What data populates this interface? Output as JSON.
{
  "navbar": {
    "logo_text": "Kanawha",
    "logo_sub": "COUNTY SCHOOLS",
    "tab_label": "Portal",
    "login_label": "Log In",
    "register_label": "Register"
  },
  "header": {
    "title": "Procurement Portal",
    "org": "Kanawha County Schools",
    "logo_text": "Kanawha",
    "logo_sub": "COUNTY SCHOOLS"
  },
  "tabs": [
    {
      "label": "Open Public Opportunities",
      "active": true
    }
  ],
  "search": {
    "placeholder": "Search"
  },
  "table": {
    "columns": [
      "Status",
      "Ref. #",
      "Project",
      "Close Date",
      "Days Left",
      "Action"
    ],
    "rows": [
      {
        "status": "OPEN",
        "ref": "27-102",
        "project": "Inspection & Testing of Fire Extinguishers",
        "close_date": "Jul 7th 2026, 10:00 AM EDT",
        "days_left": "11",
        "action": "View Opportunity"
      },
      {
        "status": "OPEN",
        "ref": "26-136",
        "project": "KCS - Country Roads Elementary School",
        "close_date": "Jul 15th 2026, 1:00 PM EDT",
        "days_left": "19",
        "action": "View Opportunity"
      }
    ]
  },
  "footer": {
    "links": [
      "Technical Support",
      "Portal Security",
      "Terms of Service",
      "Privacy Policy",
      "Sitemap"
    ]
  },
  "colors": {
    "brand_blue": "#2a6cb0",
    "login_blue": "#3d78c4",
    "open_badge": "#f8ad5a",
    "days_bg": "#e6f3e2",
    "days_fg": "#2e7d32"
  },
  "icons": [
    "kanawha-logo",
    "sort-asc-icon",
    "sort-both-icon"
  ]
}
++++
__Task__. Retype all of the material above with every character intact.

__Task result__.
What data populates this interface? Output as JSON.
{
  "navbar": {
    "logo_text": "Kanawha",
    "logo_sub": "COUNTY SCHOOLS",
    "tab_label": "Portal",
    "login_label": "Log In",
    "register_label": "Register"
  },
  "header": {
    "title": "Procurement Portal",
    "org": "Kanawha County Schools",
    "logo_text": "Kanawha",
    "logo_sub": "COUNTY SCHOOLS"
  },
  "tabs": [
    {
      "label": "Open Public Opportunities",
      "active": true
    }
  ],
  "search": {
    "placeholder": "Search"
  },
  "table": {
    "columns": [
      "Status",
      "Ref. #",
      "Project",
      "Close Date",
      "Days Left",
      "Action"
    ],
    "rows": [
      {
        "status": "OPEN",
        "ref": "27-102",
        "project": "Inspection & Testing of Fire Extinguishers",
        "close_date": "Jul 7th 2026, 10:00 AM EDT",
        "days_left": "11",
        "action": "View Opportunity"
      },
      {
        "status": "OPEN",
        "ref": "26-136",
        "project": "KCS - Country Roads Elementary School",
        "close_date": "Jul 15th 2026, 1:00 PM EDT",
        "days_left": "19",
        "action": "View Opportunity"
      }
    ]
  },
  "footer": {
    "links": [
      "Technical Support",
      "Portal Security",
      "Terms of Service",
      "Privacy Policy",
      "Sitemap"
    ]
  },
  "colors": {
    "brand_blue": "#2a6cb0",
    "login_blue": "#3d78c4",
    "open_badge": "#f8ad5a",
    "days_bg": "#e6f3e2",
    "days_fg": "#2e7d32"
  },
  "icons": [
    "kanawha-logo",
    "sort-asc-icon",
    "sort-both-icon"
  ]
}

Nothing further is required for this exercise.